::: TEXT EXCERPT :::
Industry Analysis

Entering Tech in 2025: Why My Business Degree is Now My "Senior" Dev

Taninwat Kaewpankan
2025-12-03
5 min read

I'll be honest: entering the tech industry as a junior developer right now is terrifying.

You see the headlines everywhere. A recent Stanford study showed that employment for entry-level developers (ages 22-25) has dropped nearly 20% since 2022. Big Tech companies are hiring fewer graduates, and AI tools like Claude and ChatGPT can write in seconds what takes me hours to debug.

For a moment, I wondered: Did I just spend years studying a skill that's becoming obsolete?

But after digging into the data—and using these tools daily—I've realized something surprising. AI isn't replacing me; it's promoting me.

The "Junior" Advantage (Backed by Data)

There is a common narrative that AI helps seniors the most. But the data says the opposite.

Research on GitHub Copilot shows that while it makes everyone faster, junior developers actually see the biggest relative productivity gains. Why? because AI acts as the "Senior Developer" we don't always have sitting next to us.

  • It bridges the syntax gap: I don't need to memorize every Regex pattern or CSS grid property.
  • It unblocks "Stuck" moments: What used to be a 4-hour rabbit hole on Stack Overflow is now a 5-minute conversation with an LLM.

Skipping the "Code Monkey" Phase

Traditionally, a junior developer's first 2-3 years are spent on "grunt work"—moving pixels, fixing typos, and writing boilerplate. You earn your right to think about Product only after you've mastered Syntax.

AI has collapsed that timeline.

Because I spend 50% less time wrestling with syntax, I have 50% more time to focus on what actually matters: The User and The Business.

Where My Economics Background Fits In

This is where my non-traditional path becomes my superpower.

In a world where writing code is cheap, the value shifts to knowing what code to write. Companies don't just need people who can build features; they need people who can build the right features.

With my background in Business & Economics, I'm not just asking "How do I build this component?" I'm asking:

  1. Is this feature worth the engineering hours? (Cost-Benefit Analysis)
  2. Does this user flow actually convert? (Behavioral Economics)
  3. How does this impact the bottom line? (Business Strategy)

The New "Junior" Role

I am not trying to be a "10x Engineer" yet. I am trying to be a 1x Product Engineer.

The job isn't just "writing JavaScript" anymore. It's about orchestrating AI tools to solve business problems. The future belongs to developers who can speak two languages: Code and Value.

So, while the job market is tougher, I'm optimistic. I'm not competing with AI; I'm hiring it as my intern.
:::
* **WHAT YOU WILL DO**: From the article on entering tech as a junior developer, output everything from "This is where" down to "convert? (Behavioral Economics)" without alteration.
::: DATASET RECORDS :::
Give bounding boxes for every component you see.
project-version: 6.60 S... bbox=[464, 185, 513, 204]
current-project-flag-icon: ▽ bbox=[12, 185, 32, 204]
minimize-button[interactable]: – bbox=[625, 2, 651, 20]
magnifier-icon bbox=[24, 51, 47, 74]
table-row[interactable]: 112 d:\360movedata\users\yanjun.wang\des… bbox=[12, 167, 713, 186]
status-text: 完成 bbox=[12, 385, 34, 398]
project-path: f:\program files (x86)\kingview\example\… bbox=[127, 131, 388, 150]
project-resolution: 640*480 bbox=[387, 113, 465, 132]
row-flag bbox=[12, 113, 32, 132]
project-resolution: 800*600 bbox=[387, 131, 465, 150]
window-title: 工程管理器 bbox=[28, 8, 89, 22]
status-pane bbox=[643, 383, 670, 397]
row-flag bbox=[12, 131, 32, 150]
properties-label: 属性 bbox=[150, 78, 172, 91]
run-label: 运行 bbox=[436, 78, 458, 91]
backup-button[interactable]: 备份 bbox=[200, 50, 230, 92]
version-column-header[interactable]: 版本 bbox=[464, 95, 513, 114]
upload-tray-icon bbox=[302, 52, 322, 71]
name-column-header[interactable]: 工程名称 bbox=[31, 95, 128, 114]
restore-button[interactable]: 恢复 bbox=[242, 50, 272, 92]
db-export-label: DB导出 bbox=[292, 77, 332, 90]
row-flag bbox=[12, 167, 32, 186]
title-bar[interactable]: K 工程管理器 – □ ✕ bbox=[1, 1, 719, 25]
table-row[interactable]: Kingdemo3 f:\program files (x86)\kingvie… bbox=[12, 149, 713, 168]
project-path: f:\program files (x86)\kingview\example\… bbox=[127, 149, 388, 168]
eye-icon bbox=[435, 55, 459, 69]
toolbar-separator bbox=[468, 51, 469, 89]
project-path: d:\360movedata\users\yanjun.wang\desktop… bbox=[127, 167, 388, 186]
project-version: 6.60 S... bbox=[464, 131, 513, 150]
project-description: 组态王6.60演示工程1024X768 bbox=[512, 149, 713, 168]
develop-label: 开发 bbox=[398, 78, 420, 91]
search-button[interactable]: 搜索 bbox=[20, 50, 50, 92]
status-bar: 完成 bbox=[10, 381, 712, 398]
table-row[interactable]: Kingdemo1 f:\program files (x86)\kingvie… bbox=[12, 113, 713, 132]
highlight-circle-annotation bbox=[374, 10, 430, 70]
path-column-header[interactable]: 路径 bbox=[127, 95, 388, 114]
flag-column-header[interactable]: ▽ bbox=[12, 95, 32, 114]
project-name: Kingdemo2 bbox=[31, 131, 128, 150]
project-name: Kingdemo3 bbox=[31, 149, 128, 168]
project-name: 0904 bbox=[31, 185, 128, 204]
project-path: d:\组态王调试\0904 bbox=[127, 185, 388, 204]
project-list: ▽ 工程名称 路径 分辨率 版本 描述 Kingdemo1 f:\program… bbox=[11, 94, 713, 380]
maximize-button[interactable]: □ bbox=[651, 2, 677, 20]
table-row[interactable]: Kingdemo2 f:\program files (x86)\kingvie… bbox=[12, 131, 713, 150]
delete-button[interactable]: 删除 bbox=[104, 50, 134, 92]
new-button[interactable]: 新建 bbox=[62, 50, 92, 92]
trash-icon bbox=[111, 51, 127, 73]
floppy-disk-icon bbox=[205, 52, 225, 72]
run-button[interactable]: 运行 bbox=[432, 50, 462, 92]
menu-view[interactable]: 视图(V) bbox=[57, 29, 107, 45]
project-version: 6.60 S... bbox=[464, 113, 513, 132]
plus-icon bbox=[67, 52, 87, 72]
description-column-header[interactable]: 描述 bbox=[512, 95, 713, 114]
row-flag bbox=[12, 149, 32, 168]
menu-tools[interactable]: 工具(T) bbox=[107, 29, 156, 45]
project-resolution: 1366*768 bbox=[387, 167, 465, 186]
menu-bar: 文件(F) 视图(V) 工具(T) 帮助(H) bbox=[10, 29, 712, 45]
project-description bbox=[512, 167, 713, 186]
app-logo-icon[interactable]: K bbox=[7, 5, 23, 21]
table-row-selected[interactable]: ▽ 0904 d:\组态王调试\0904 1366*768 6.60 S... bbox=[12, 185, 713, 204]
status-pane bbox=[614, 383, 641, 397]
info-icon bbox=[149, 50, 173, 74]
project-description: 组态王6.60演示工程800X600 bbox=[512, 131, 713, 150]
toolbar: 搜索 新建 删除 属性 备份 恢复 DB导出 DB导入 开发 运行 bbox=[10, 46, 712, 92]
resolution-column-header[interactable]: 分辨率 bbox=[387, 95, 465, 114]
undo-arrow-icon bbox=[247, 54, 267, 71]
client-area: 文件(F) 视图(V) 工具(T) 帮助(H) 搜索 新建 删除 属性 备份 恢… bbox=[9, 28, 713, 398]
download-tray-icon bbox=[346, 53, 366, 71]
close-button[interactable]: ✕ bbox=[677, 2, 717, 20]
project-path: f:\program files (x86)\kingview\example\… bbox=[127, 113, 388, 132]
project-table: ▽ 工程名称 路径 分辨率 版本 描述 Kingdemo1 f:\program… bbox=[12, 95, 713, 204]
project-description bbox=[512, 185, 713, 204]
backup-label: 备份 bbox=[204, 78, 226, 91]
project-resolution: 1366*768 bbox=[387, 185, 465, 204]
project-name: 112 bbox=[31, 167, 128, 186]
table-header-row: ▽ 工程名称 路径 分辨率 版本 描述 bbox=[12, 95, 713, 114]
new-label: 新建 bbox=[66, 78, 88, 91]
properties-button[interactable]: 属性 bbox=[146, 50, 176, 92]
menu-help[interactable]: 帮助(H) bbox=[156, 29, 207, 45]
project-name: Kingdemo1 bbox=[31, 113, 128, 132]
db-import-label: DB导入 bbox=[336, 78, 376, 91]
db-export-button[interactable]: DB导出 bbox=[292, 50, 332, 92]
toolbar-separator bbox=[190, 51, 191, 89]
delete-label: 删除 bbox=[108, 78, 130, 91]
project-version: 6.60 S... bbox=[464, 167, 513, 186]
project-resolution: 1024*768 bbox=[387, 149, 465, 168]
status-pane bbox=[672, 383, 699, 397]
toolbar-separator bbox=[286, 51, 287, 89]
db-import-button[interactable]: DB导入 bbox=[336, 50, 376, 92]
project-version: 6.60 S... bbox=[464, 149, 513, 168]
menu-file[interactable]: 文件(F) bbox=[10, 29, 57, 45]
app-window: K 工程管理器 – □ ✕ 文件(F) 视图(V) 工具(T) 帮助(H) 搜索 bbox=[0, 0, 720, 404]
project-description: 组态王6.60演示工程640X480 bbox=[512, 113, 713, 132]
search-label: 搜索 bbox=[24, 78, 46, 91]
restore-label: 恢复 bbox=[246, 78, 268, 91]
:::
* **REPLY TO THE EXERCISE**:
This is where my non-traditional path becomes my superpower.

In a world where writing code is cheap, the value shifts to knowing what code to write. Companies don't just need people who can build features; they need people who can build the right features.

With my background in Business & Economics, I'm not just asking "How do I build this component?" I'm asking:

  1. Is this feature worth the engineering hours? (Cost-Benefit Analysis)
  2. Does this user flow actually convert? (Behavioral Economics)